TASK DIRECTIONS: Find and copy every line in the records that includes the string "Index".

═════ RECORDS TO USE ═════

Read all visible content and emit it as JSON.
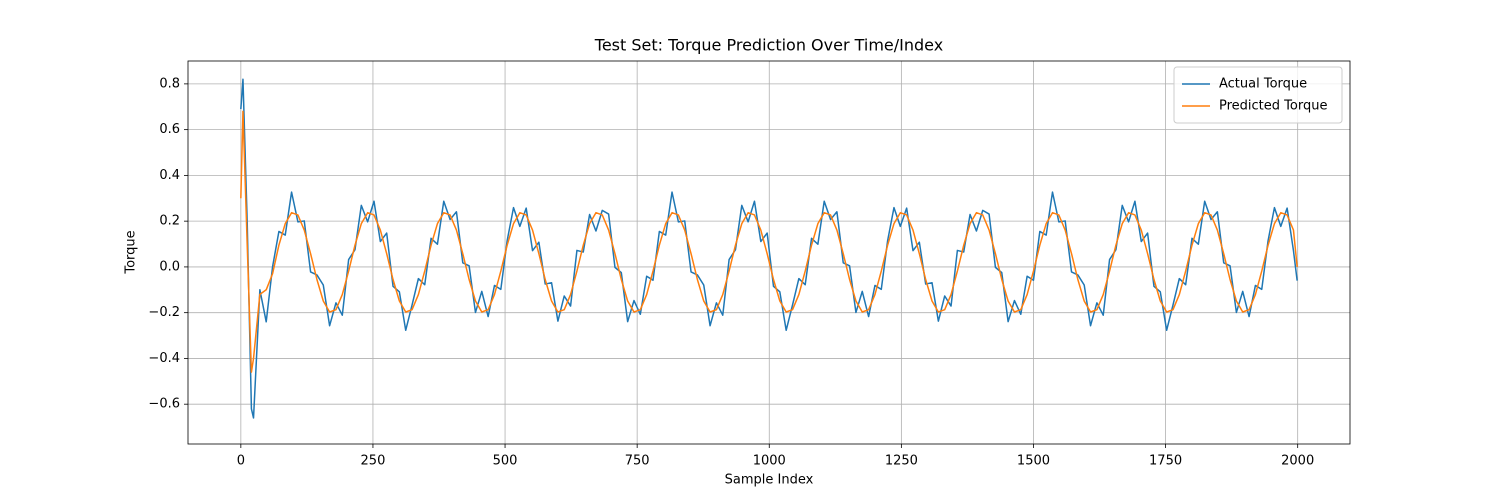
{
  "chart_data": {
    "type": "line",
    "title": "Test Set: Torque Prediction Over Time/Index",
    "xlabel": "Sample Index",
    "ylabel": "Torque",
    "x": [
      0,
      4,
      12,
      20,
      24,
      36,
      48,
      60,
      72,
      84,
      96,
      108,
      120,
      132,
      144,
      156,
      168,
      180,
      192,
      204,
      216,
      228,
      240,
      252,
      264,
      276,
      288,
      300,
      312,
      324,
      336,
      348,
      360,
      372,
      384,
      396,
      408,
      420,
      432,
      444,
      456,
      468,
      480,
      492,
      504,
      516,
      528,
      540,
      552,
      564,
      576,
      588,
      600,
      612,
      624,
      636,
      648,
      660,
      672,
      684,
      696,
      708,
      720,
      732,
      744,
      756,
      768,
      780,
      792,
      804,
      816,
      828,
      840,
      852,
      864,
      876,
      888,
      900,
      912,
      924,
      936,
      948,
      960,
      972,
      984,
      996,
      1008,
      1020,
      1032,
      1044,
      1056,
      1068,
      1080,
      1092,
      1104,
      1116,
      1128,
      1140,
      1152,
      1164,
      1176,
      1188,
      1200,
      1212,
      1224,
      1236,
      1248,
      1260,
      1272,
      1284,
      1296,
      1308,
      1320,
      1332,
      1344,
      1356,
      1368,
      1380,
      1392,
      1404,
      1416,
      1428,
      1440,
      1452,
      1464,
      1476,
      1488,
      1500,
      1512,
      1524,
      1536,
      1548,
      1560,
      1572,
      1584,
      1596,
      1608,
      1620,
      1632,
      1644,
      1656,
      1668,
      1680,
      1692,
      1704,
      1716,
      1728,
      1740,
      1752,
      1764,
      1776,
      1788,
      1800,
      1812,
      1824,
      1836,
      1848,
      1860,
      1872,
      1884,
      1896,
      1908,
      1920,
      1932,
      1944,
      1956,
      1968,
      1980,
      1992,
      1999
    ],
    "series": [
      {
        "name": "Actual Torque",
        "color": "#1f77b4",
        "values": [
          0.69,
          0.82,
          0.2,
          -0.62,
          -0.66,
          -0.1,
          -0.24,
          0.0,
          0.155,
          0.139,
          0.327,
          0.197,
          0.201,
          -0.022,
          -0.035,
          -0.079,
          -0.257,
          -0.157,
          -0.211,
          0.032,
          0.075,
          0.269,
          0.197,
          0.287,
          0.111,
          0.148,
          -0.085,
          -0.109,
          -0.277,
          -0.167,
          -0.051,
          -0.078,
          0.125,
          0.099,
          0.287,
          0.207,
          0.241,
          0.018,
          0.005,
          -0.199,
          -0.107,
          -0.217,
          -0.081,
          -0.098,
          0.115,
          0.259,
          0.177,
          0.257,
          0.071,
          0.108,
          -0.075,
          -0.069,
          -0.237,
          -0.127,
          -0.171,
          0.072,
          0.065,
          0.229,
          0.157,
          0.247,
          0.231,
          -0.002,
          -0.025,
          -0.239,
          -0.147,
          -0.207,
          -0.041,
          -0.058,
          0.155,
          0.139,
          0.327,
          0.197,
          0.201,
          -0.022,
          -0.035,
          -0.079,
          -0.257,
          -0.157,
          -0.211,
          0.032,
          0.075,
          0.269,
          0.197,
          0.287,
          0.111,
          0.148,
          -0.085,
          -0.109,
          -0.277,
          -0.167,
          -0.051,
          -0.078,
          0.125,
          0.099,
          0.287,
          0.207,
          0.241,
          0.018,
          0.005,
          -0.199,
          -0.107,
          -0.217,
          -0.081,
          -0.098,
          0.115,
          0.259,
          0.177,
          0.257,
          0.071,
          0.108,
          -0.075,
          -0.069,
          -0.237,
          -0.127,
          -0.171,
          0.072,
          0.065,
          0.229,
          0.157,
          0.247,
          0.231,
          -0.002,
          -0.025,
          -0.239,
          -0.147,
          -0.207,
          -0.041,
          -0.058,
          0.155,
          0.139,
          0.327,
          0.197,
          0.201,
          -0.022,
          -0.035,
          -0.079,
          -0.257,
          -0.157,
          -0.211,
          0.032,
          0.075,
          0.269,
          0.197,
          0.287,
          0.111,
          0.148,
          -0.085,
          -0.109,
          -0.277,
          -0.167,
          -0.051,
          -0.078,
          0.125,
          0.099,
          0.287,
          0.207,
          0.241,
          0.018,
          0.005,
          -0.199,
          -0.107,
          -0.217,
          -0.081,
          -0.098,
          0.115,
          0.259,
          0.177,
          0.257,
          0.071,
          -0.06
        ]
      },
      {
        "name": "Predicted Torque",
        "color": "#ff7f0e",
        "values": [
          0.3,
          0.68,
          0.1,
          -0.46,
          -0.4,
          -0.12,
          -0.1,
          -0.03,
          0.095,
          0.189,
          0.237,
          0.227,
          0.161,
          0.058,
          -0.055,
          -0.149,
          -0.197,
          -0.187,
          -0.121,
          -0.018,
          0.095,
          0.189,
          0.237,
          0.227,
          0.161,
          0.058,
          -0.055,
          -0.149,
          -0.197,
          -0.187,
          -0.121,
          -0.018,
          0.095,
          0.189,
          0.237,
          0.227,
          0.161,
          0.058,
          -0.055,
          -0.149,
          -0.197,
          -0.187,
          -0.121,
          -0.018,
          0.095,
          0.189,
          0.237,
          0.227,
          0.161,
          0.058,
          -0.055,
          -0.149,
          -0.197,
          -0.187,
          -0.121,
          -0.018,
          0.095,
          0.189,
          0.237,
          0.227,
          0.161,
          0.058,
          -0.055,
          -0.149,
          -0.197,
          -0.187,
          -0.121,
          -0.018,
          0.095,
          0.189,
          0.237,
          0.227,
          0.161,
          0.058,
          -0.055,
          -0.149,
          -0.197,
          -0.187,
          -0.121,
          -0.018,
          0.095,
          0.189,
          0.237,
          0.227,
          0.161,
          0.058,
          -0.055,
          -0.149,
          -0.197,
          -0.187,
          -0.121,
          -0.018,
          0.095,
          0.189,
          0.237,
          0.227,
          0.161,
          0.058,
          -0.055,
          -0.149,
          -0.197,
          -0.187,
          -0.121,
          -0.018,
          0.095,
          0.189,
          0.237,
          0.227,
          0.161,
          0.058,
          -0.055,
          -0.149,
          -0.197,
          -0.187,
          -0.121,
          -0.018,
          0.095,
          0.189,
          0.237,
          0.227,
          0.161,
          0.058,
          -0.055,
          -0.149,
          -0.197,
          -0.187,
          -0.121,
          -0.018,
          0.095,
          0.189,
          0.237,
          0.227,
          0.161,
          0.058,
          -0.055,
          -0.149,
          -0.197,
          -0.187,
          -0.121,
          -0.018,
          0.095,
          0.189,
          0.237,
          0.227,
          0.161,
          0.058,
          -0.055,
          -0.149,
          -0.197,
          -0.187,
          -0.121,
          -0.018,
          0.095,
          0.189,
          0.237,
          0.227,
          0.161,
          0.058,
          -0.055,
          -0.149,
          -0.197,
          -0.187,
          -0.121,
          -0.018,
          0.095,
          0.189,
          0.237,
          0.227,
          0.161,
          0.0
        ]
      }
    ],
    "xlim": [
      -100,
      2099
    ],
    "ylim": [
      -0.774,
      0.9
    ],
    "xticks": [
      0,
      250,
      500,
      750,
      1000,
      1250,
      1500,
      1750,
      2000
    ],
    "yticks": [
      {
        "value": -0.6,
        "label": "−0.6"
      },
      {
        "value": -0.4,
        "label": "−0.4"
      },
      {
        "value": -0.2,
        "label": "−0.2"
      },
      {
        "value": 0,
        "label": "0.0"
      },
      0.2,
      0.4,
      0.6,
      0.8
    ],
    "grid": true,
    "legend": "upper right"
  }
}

═════
═════ RECORDS TO USE ═════

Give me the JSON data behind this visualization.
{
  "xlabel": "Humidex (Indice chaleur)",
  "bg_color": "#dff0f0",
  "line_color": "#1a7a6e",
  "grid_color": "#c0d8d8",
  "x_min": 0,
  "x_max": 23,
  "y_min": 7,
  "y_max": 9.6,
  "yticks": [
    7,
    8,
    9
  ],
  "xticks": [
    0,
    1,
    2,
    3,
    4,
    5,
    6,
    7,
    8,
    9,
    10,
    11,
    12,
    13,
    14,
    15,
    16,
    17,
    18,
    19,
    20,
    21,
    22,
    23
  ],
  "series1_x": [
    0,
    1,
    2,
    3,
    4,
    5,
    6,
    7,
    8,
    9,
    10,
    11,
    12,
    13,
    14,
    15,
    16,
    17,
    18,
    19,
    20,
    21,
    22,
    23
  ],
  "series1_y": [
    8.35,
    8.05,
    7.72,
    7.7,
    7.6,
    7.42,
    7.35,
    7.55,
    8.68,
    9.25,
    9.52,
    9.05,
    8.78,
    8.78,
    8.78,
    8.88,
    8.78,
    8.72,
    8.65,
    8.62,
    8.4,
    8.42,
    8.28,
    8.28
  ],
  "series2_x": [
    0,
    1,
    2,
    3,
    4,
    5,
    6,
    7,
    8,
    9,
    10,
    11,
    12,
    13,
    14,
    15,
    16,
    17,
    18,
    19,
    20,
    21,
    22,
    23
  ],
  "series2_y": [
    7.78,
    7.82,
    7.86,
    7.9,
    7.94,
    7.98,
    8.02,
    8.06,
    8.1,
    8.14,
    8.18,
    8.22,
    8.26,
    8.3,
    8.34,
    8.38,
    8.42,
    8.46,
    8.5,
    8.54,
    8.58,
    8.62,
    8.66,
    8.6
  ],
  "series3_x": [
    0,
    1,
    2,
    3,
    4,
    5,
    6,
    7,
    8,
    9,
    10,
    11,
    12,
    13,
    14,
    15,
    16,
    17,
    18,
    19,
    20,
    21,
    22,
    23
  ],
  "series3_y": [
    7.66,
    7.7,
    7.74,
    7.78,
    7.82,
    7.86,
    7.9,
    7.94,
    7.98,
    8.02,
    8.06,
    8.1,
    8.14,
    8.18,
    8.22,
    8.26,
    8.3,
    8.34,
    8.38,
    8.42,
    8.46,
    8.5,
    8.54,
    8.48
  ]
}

═════

SOLUTION FOR THIS PROBLEM:
    "title": "Test Set: Torque Prediction Over Time/Index",
    "xlabel": "Sample Index",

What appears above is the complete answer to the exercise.